**INPUT FOR THIS TASK**
>> Begin
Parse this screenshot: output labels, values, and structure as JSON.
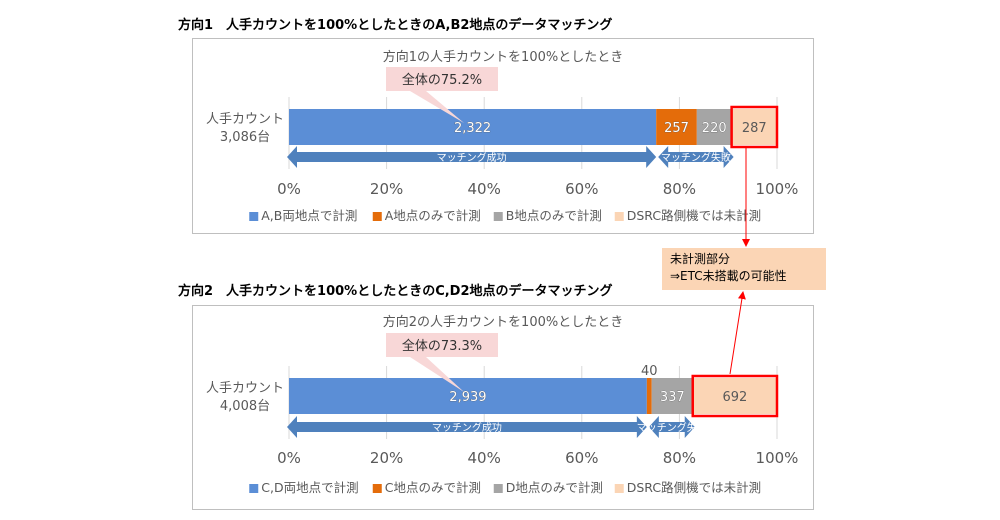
{
  "chart_data": [
    {
      "type": "bar",
      "orientation": "horizontal-stacked",
      "section_title": "方向1　人手カウントを100%としたときのA,B2地点のデータマッチング",
      "title": "方向1の人手カウントを100%としたとき",
      "category_label": [
        "人手カウント",
        "3,086台"
      ],
      "total": 3086,
      "xlim": [
        0,
        100
      ],
      "ticks": [
        "0%",
        "20%",
        "40%",
        "60%",
        "80%",
        "100%"
      ],
      "series": [
        {
          "name": "A,B両地点で計測",
          "value": 2322,
          "label": "2,322",
          "color": "#5b8ed6"
        },
        {
          "name": "A地点のみで計測",
          "value": 257,
          "label": "257",
          "color": "#e46c0a"
        },
        {
          "name": "B地点のみで計測",
          "value": 220,
          "label": "220",
          "color": "#a5a5a5"
        },
        {
          "name": "DSRC路側機では未計測",
          "value": 287,
          "label": "287",
          "color": "#fbd5b5"
        }
      ],
      "annotation": "全体の75.2%",
      "match_success": "マッチング成功",
      "match_fail": "マッチング失敗"
    },
    {
      "type": "bar",
      "orientation": "horizontal-stacked",
      "section_title": "方向2　人手カウントを100%としたときのC,D2地点のデータマッチング",
      "title": "方向2の人手カウントを100%としたとき",
      "category_label": [
        "人手カウント",
        "4,008台"
      ],
      "total": 4008,
      "xlim": [
        0,
        100
      ],
      "ticks": [
        "0%",
        "20%",
        "40%",
        "60%",
        "80%",
        "100%"
      ],
      "series": [
        {
          "name": "C,D両地点で計測",
          "value": 2939,
          "label": "2,939",
          "color": "#5b8ed6"
        },
        {
          "name": "C地点のみで計測",
          "value": 40,
          "label": "40",
          "color": "#e46c0a"
        },
        {
          "name": "D地点のみで計測",
          "value": 337,
          "label": "337",
          "color": "#a5a5a5"
        },
        {
          "name": "DSRC路側機では未計測",
          "value": 692,
          "label": "692",
          "color": "#fbd5b5"
        }
      ],
      "annotation": "全体の73.3%",
      "match_success": "マッチング成功",
      "match_fail": "マッチング失敗"
    }
  ],
  "callout": {
    "line1": "未計測部分",
    "line2": "⇒ETC未搭載の可能性"
  },
  "colors": {
    "highlight": "#ff0000",
    "arrow_band": "#4f81bd",
    "grid": "#d9d9d9"
  }
}
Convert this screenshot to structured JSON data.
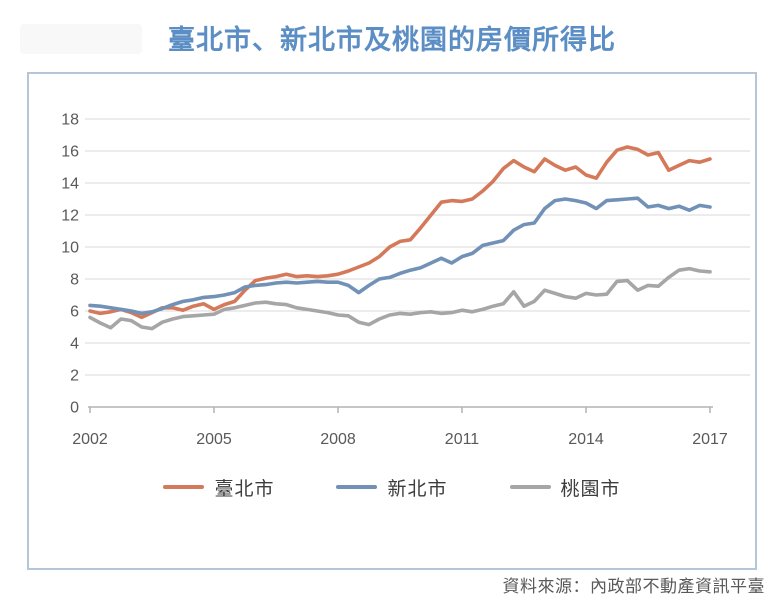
{
  "page": {
    "title": "臺北市、新北市及桃園的房價所得比",
    "source_note": "資料來源：內政部不動產資訊平臺"
  },
  "colors": {
    "title_text": "#5b8ec4",
    "frame_border": "#b5c6d8",
    "grid_line": "#d8d8d8",
    "axis_line": "#b3b3b3",
    "tick_text": "#595959",
    "legend_text": "#3d3d3d",
    "source_text": "#595959",
    "taipei": "#d5795b",
    "new_taipei": "#7191b7",
    "taoyuan": "#a6a6a6"
  },
  "legend": {
    "items": [
      {
        "label": "臺北市",
        "color": "#d5795b"
      },
      {
        "label": "新北市",
        "color": "#7191b7"
      },
      {
        "label": "桃園市",
        "color": "#a6a6a6"
      }
    ]
  },
  "chart_data": {
    "type": "line",
    "title": "臺北市、新北市及桃園的房價所得比",
    "xlabel": "",
    "ylabel": "",
    "x_unit": "year, quarterly data points",
    "x_start": 2002.0,
    "x_step": 0.25,
    "xlim": [
      2002,
      2017
    ],
    "ylim": [
      0,
      18
    ],
    "y_ticks": [
      0,
      2,
      4,
      6,
      8,
      10,
      12,
      14,
      16,
      18
    ],
    "x_tick_years": [
      2002,
      2005,
      2008,
      2011,
      2014,
      2017
    ],
    "x_tick_labels": [
      "2002",
      "2005",
      "2008",
      "2011",
      "2014",
      "2017"
    ],
    "grid": "horizontal",
    "legend_position": "bottom",
    "series": [
      {
        "name": "臺北市",
        "color": "#d5795b",
        "values": [
          6.0,
          5.85,
          5.95,
          6.1,
          5.9,
          5.6,
          5.9,
          6.2,
          6.2,
          6.05,
          6.3,
          6.45,
          6.1,
          6.4,
          6.6,
          7.3,
          7.9,
          8.05,
          8.15,
          8.3,
          8.15,
          8.2,
          8.15,
          8.2,
          8.3,
          8.5,
          8.75,
          9.0,
          9.4,
          10.0,
          10.35,
          10.45,
          11.2,
          12.0,
          12.8,
          12.9,
          12.85,
          13.0,
          13.5,
          14.1,
          14.9,
          15.4,
          15.0,
          14.7,
          15.5,
          15.1,
          14.8,
          15.0,
          14.5,
          14.3,
          15.3,
          16.05,
          16.25,
          16.1,
          15.75,
          15.9,
          14.8,
          15.1,
          15.4,
          15.3,
          15.5
        ]
      },
      {
        "name": "新北市",
        "color": "#7191b7",
        "values": [
          6.35,
          6.3,
          6.2,
          6.1,
          6.0,
          5.85,
          5.95,
          6.15,
          6.4,
          6.6,
          6.7,
          6.85,
          6.9,
          7.0,
          7.15,
          7.5,
          7.6,
          7.65,
          7.75,
          7.8,
          7.75,
          7.8,
          7.85,
          7.8,
          7.8,
          7.6,
          7.15,
          7.6,
          8.0,
          8.1,
          8.35,
          8.55,
          8.7,
          9.0,
          9.3,
          9.0,
          9.4,
          9.6,
          10.1,
          10.25,
          10.4,
          11.05,
          11.4,
          11.5,
          12.4,
          12.9,
          13.0,
          12.9,
          12.75,
          12.4,
          12.9,
          12.95,
          13.0,
          13.05,
          12.5,
          12.6,
          12.4,
          12.55,
          12.3,
          12.6,
          12.5
        ]
      },
      {
        "name": "桃園市",
        "color": "#a6a6a6",
        "values": [
          5.6,
          5.25,
          4.95,
          5.5,
          5.4,
          5.0,
          4.9,
          5.3,
          5.5,
          5.65,
          5.7,
          5.75,
          5.8,
          6.1,
          6.2,
          6.35,
          6.5,
          6.55,
          6.45,
          6.4,
          6.2,
          6.1,
          6.0,
          5.9,
          5.75,
          5.7,
          5.3,
          5.15,
          5.5,
          5.75,
          5.85,
          5.8,
          5.9,
          5.95,
          5.85,
          5.9,
          6.05,
          5.95,
          6.1,
          6.3,
          6.45,
          7.2,
          6.3,
          6.6,
          7.3,
          7.1,
          6.9,
          6.8,
          7.1,
          7.0,
          7.05,
          7.85,
          7.9,
          7.3,
          7.6,
          7.55,
          8.1,
          8.55,
          8.65,
          8.5,
          8.45
        ]
      }
    ]
  }
}
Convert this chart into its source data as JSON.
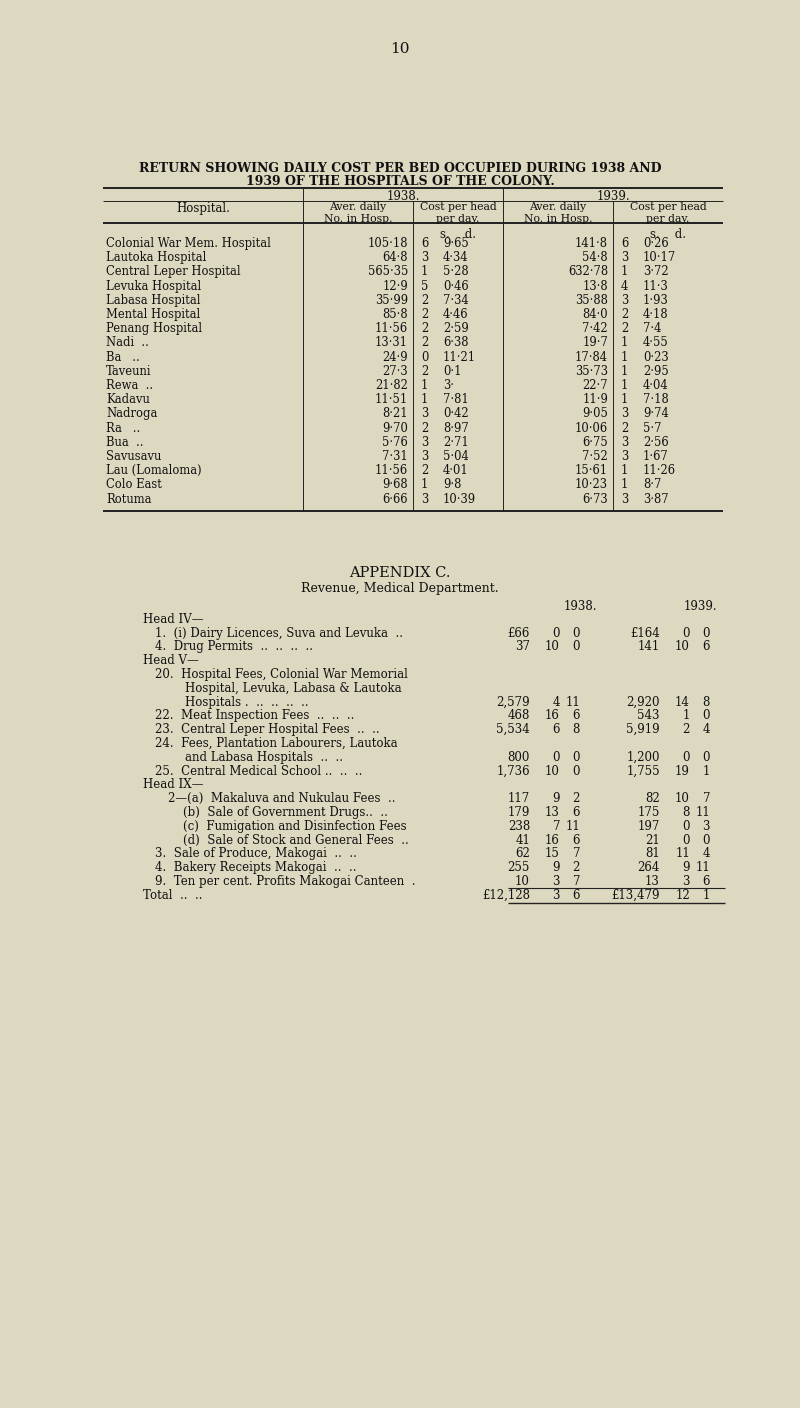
>> End
**DIRECTIONS**
Transcribe the records word for word and include no pictures.

**EXERCISE OUTPUT**
Parse this screenshot: output labels, values, and structure as JSON.
{
  "chart_data": [
    {
      "type": "bar",
      "orientation": "horizontal-stacked",
      "section_title": "方向1　人手カウントを100%としたときのA,B2地点のデータマッチング",
      "title": "方向1の人手カウントを100%としたとき",
      "category_label": [
        "人手カウント",
        "3,086台"
      ],
      "total": 3086,
      "xlim": [
        0,
        100
      ],
      "ticks": [
        "0%",
        "20%",
        "40%",
        "60%",
        "80%",
        "100%"
      ],
      "series": [
        {
          "name": "A,B両地点で計測",
          "value": 2322,
          "label": "2,322",
          "color": "#5b8ed6"
        },
        {
          "name": "A地点のみで計測",
          "value": 257,
          "label": "257",
          "color": "#e46c0a"
        },
        {
          "name": "B地点のみで計測",
          "value": 220,
          "label": "220",
          "color": "#a5a5a5"
        },
        {
          "name": "DSRC路側機では未計測",
          "value": 287,
          "label": "287",
          "color": "#fbd5b5"
        }
      ],
      "annotation": "全体の75.2%",
      "match_success": "マッチング成功",
      "match_fail": "マッチング失敗"
    },
    {
      "type": "bar",
      "orientation": "horizontal-stacked",
      "section_title": "方向2　人手カウントを100%としたときのC,D2地点のデータマッチング",
      "title": "方向2の人手カウントを100%としたとき",
      "category_label": [
        "人手カウント",
        "4,008台"
      ],
      "total": 4008,
      "xlim": [
        0,
        100
      ],
      "ticks": [
        "0%",
        "20%",
        "40%",
        "60%",
        "80%",
        "100%"
      ],
      "series": [
        {
          "name": "C,D両地点で計測",
          "value": 2939,
          "label": "2,939",
          "color": "#5b8ed6"
        },
        {
          "name": "C地点のみで計測",
          "value": 40,
          "label": "40",
          "color": "#e46c0a"
        },
        {
          "name": "D地点のみで計測",
          "value": 337,
          "label": "337",
          "color": "#a5a5a5"
        },
        {
          "name": "DSRC路側機では未計測",
          "value": 692,
          "label": "692",
          "color": "#fbd5b5"
        }
      ],
      "annotation": "全体の73.3%",
      "match_success": "マッチング成功",
      "match_fail": "マッチング失敗"
    }
  ],
  "callout": {
    "line1": "未計測部分",
    "line2": "⇒ETC未搭載の可能性"
  },
  "colors": {
    "highlight": "#ff0000",
    "arrow_band": "#4f81bd",
    "grid": "#d9d9d9"
  }
}
Convert this screenshot to structured JSON data.
{
  "page": {
    "title": "臺北市、新北市及桃園的房價所得比",
    "source_note": "資料來源：內政部不動產資訊平臺"
  },
  "colors": {
    "title_text": "#5b8ec4",
    "frame_border": "#b5c6d8",
    "grid_line": "#d8d8d8",
    "axis_line": "#b3b3b3",
    "tick_text": "#595959",
    "legend_text": "#3d3d3d",
    "source_text": "#595959",
    "taipei": "#d5795b",
    "new_taipei": "#7191b7",
    "taoyuan": "#a6a6a6"
  },
  "legend": {
    "items": [
      {
        "label": "臺北市",
        "color": "#d5795b"
      },
      {
        "label": "新北市",
        "color": "#7191b7"
      },
      {
        "label": "桃園市",
        "color": "#a6a6a6"
      }
    ]
  },
  "chart_data": {
    "type": "line",
    "title": "臺北市、新北市及桃園的房價所得比",
    "xlabel": "",
    "ylabel": "",
    "x_unit": "year, quarterly data points",
    "x_start": 2002.0,
    "x_step": 0.25,
    "xlim": [
      2002,
      2017
    ],
    "ylim": [
      0,
      18
    ],
    "y_ticks": [
      0,
      2,
      4,
      6,
      8,
      10,
      12,
      14,
      16,
      18
    ],
    "x_tick_years": [
      2002,
      2005,
      2008,
      2011,
      2014,
      2017
    ],
    "x_tick_labels": [
      "2002",
      "2005",
      "2008",
      "2011",
      "2014",
      "2017"
    ],
    "grid": "horizontal",
    "legend_position": "bottom",
    "series": [
      {
        "name": "臺北市",
        "color": "#d5795b",
        "values": [
          6.0,
          5.85,
          5.95,
          6.1,
          5.9,
          5.6,
          5.9,
          6.2,
          6.2,
          6.05,
          6.3,
          6.45,
          6.1,
          6.4,
          6.6,
          7.3,
          7.9,
          8.05,
          8.15,
          8.3,
          8.15,
          8.2,
          8.15,
          8.2,
          8.3,
          8.5,
          8.75,
          9.0,
          9.4,
          10.0,
          10.35,
          10.45,
          11.2,
          12.0,
          12.8,
          12.9,
          12.85,
          13.0,
          13.5,
          14.1,
          14.9,
          15.4,
          15.0,
          14.7,
          15.5,
          15.1,
          14.8,
          15.0,
          14.5,
          14.3,
          15.3,
          16.05,
          16.25,
          16.1,
          15.75,
          15.9,
          14.8,
          15.1,
          15.4,
          15.3,
          15.5
        ]
      },
      {
        "name": "新北市",
        "color": "#7191b7",
        "values": [
          6.35,
          6.3,
          6.2,
          6.1,
          6.0,
          5.85,
          5.95,
          6.15,
          6.4,
          6.6,
          6.7,
          6.85,
          6.9,
          7.0,
          7.15,
          7.5,
          7.6,
          7.65,
          7.75,
          7.8,
          7.75,
          7.8,
          7.85,
          7.8,
          7.8,
          7.6,
          7.15,
          7.6,
          8.0,
          8.1,
          8.35,
          8.55,
          8.7,
          9.0,
          9.3,
          9.0,
          9.4,
          9.6,
          10.1,
          10.25,
          10.4,
          11.05,
          11.4,
          11.5,
          12.4,
          12.9,
          13.0,
          12.9,
          12.75,
          12.4,
          12.9,
          12.95,
          13.0,
          13.05,
          12.5,
          12.6,
          12.4,
          12.55,
          12.3,
          12.6,
          12.5
        ]
      },
      {
        "name": "桃園市",
        "color": "#a6a6a6",
        "values": [
          5.6,
          5.25,
          4.95,
          5.5,
          5.4,
          5.0,
          4.9,
          5.3,
          5.5,
          5.65,
          5.7,
          5.75,
          5.8,
          6.1,
          6.2,
          6.35,
          6.5,
          6.55,
          6.45,
          6.4,
          6.2,
          6.1,
          6.0,
          5.9,
          5.75,
          5.7,
          5.3,
          5.15,
          5.5,
          5.75,
          5.85,
          5.8,
          5.9,
          5.95,
          5.85,
          5.9,
          6.05,
          5.95,
          6.1,
          6.3,
          6.45,
          7.2,
          6.3,
          6.6,
          7.3,
          7.1,
          6.9,
          6.8,
          7.1,
          7.0,
          7.05,
          7.85,
          7.9,
          7.3,
          7.6,
          7.55,
          8.1,
          8.55,
          8.65,
          8.5,
          8.45
        ]
      }
    ]
  }
}
Convert this chart into its source data as JSON.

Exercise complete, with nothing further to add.